**Problem:** Copy out the listing exactly.

**Provided entries:**
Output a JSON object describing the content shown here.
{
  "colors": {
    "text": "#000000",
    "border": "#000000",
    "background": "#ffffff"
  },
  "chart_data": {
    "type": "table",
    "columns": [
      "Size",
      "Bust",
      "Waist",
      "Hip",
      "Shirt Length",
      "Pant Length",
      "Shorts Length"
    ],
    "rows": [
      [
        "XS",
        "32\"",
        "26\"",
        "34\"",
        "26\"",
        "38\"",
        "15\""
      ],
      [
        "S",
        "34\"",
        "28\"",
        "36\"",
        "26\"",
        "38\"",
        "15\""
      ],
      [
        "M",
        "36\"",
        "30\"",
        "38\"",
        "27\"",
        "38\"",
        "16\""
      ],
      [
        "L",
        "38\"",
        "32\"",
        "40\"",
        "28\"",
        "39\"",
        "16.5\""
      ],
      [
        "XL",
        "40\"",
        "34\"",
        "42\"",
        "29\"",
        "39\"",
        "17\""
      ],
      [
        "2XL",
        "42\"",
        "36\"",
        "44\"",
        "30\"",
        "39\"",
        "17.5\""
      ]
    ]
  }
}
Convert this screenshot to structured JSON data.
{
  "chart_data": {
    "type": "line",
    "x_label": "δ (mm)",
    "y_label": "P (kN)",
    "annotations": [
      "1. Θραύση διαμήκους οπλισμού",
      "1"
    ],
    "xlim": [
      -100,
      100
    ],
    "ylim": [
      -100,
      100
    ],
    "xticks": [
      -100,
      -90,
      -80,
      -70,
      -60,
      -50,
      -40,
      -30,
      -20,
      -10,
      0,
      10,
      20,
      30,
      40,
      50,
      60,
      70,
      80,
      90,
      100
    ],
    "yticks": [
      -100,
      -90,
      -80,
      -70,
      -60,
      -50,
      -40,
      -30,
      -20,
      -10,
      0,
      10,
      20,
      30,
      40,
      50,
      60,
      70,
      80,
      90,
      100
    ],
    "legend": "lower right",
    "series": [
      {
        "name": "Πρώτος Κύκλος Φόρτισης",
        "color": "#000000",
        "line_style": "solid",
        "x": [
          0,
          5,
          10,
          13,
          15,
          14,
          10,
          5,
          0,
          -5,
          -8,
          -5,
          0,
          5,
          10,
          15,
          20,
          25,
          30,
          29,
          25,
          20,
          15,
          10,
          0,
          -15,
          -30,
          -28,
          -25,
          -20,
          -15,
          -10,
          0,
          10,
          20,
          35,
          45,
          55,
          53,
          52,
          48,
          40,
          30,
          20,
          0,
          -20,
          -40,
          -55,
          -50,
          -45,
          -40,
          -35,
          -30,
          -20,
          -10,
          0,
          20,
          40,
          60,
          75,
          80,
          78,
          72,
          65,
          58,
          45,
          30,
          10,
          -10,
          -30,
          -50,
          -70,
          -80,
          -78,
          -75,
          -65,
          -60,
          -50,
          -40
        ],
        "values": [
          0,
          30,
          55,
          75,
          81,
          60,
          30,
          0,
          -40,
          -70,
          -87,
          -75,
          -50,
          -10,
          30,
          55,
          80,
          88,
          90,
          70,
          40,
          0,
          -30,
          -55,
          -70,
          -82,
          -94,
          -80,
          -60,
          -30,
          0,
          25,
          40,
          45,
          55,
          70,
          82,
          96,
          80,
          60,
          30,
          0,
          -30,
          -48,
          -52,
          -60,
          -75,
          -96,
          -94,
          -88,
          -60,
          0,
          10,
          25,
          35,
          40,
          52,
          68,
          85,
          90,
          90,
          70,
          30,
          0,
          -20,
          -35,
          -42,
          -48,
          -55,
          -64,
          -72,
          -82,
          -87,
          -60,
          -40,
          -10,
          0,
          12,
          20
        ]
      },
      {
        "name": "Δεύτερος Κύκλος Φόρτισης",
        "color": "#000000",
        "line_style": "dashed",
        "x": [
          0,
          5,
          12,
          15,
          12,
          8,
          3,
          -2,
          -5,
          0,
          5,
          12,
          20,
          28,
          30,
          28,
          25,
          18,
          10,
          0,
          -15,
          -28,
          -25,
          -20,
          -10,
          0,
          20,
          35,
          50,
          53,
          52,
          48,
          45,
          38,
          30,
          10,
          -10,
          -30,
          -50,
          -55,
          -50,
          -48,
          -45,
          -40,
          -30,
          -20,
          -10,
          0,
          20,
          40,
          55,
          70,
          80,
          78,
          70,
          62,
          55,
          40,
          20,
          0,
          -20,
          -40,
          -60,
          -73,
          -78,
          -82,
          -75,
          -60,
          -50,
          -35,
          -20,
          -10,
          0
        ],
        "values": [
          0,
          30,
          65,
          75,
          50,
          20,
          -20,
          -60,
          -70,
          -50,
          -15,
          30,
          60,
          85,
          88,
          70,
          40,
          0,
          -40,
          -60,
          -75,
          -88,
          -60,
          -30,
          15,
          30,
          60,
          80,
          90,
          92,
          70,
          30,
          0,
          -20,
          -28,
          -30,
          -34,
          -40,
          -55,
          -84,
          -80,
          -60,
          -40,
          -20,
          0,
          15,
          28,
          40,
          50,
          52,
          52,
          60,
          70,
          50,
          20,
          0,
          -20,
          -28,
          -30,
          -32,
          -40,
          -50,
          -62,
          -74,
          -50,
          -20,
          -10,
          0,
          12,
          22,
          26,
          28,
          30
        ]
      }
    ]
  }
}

**Task output:**
Output a JSON object describing the content shown here.
{
  "colors": {
    "text": "#000000",
    "border": "#000000",
    "background": "#ffffff"
  },
  "chart_data": {
    "type": "table",
    "columns": [
      "Size",
      "Bust",
      "Waist",
      "Hip",
      "Shirt Length",
      "Pant Length",
      "Shorts Length"
    ],
    "rows": [
      [
        "XS",
        "32\"",
        "26\"",
        "34\"",
        "26\"",
        "38\"",
        "15\""
      ],
      [
        "S",
        "34\"",
        "28\"",
        "36\"",
        "26\"",
        "38\"",
        "15\""
      ],
      [
        "M",
        "36\"",
        "30\"",
        "38\"",
        "27\"",
        "38\"",
        "16\""
      ],
      [
        "L",
        "38\"",
        "32\"",
        "40\"",
        "28\"",
        "39\"",
        "16.5\""
      ],
      [
        "XL",
        "40\"",
        "34\"",
        "42\"",
        "29\"",
        "39\"",
        "17\""
      ],
      [
        "2XL",
        "42\"",
        "36\"",
        "44\"",
        "30\"",
        "39\"",
        "17.5\""
      ]
    ]
  }
}
Convert this screenshot to structured JSON data.
{
  "chart_data": {
    "type": "line",
    "x_label": "δ (mm)",
    "y_label": "P (kN)",
    "annotations": [
      "1. Θραύση διαμήκους οπλισμού",
      "1"
    ],
    "xlim": [
      -100,
      100
    ],
    "ylim": [
      -100,
      100
    ],
    "xticks": [
      -100,
      -90,
      -80,
      -70,
      -60,
      -50,
      -40,
      -30,
      -20,
      -10,
      0,
      10,
      20,
      30,
      40,
      50,
      60,
      70,
      80,
      90,
      100
    ],
    "yticks": [
      -100,
      -90,
      -80,
      -70,
      -60,
      -50,
      -40,
      -30,
      -20,
      -10,
      0,
      10,
      20,
      30,
      40,
      50,
      60,
      70,
      80,
      90,
      100
    ],
    "legend": "lower right",
    "series": [
      {
        "name": "Πρώτος Κύκλος Φόρτισης",
        "color": "#000000",
        "line_style": "solid",
        "x": [
          0,
          5,
          10,
          13,
          15,
          14,
          10,
          5,
          0,
          -5,
          -8,
          -5,
          0,
          5,
          10,
          15,
          20,
          25,
          30,
          29,
          25,
          20,
          15,
          10,
          0,
          -15,
          -30,
          -28,
          -25,
          -20,
          -15,
          -10,
          0,
          10,
          20,
          35,
          45,
          55,
          53,
          52,
          48,
          40,
          30,
          20,
          0,
          -20,
          -40,
          -55,
          -50,
          -45,
          -40,
          -35,
          -30,
          -20,
          -10,
          0,
          20,
          40,
          60,
          75,
          80,
          78,
          72,
          65,
          58,
          45,
          30,
          10,
          -10,
          -30,
          -50,
          -70,
          -80,
          -78,
          -75,
          -65,
          -60,
          -50,
          -40
        ],
        "values": [
          0,
          30,
          55,
          75,
          81,
          60,
          30,
          0,
          -40,
          -70,
          -87,
          -75,
          -50,
          -10,
          30,
          55,
          80,
          88,
          90,
          70,
          40,
          0,
          -30,
          -55,
          -70,
          -82,
          -94,
          -80,
          -60,
          -30,
          0,
          25,
          40,
          45,
          55,
          70,
          82,
          96,
          80,
          60,
          30,
          0,
          -30,
          -48,
          -52,
          -60,
          -75,
          -96,
          -94,
          -88,
          -60,
          0,
          10,
          25,
          35,
          40,
          52,
          68,
          85,
          90,
          90,
          70,
          30,
          0,
          -20,
          -35,
          -42,
          -48,
          -55,
          -64,
          -72,
          -82,
          -87,
          -60,
          -40,
          -10,
          0,
          12,
          20
        ]
      },
      {
        "name": "Δεύτερος Κύκλος Φόρτισης",
        "color": "#000000",
        "line_style": "dashed",
        "x": [
          0,
          5,
          12,
          15,
          12,
          8,
          3,
          -2,
          -5,
          0,
          5,
          12,
          20,
          28,
          30,
          28,
          25,
          18,
          10,
          0,
          -15,
          -28,
          -25,
          -20,
          -10,
          0,
          20,
          35,
          50,
          53,
          52,
          48,
          45,
          38,
          30,
          10,
          -10,
          -30,
          -50,
          -55,
          -50,
          -48,
          -45,
          -40,
          -30,
          -20,
          -10,
          0,
          20,
          40,
          55,
          70,
          80,
          78,
          70,
          62,
          55,
          40,
          20,
          0,
          -20,
          -40,
          -60,
          -73,
          -78,
          -82,
          -75,
          -60,
          -50,
          -35,
          -20,
          -10,
          0
        ],
        "values": [
          0,
          30,
          65,
          75,
          50,
          20,
          -20,
          -60,
          -70,
          -50,
          -15,
          30,
          60,
          85,
          88,
          70,
          40,
          0,
          -40,
          -60,
          -75,
          -88,
          -60,
          -30,
          15,
          30,
          60,
          80,
          90,
          92,
          70,
          30,
          0,
          -20,
          -28,
          -30,
          -34,
          -40,
          -55,
          -84,
          -80,
          -60,
          -40,
          -20,
          0,
          15,
          28,
          40,
          50,
          52,
          52,
          60,
          70,
          50,
          20,
          0,
          -20,
          -28,
          -30,
          -32,
          -40,
          -50,
          -62,
          -74,
          -50,
          -20,
          -10,
          0,
          12,
          22,
          26,
          28,
          30
        ]
      }
    ]
  }
}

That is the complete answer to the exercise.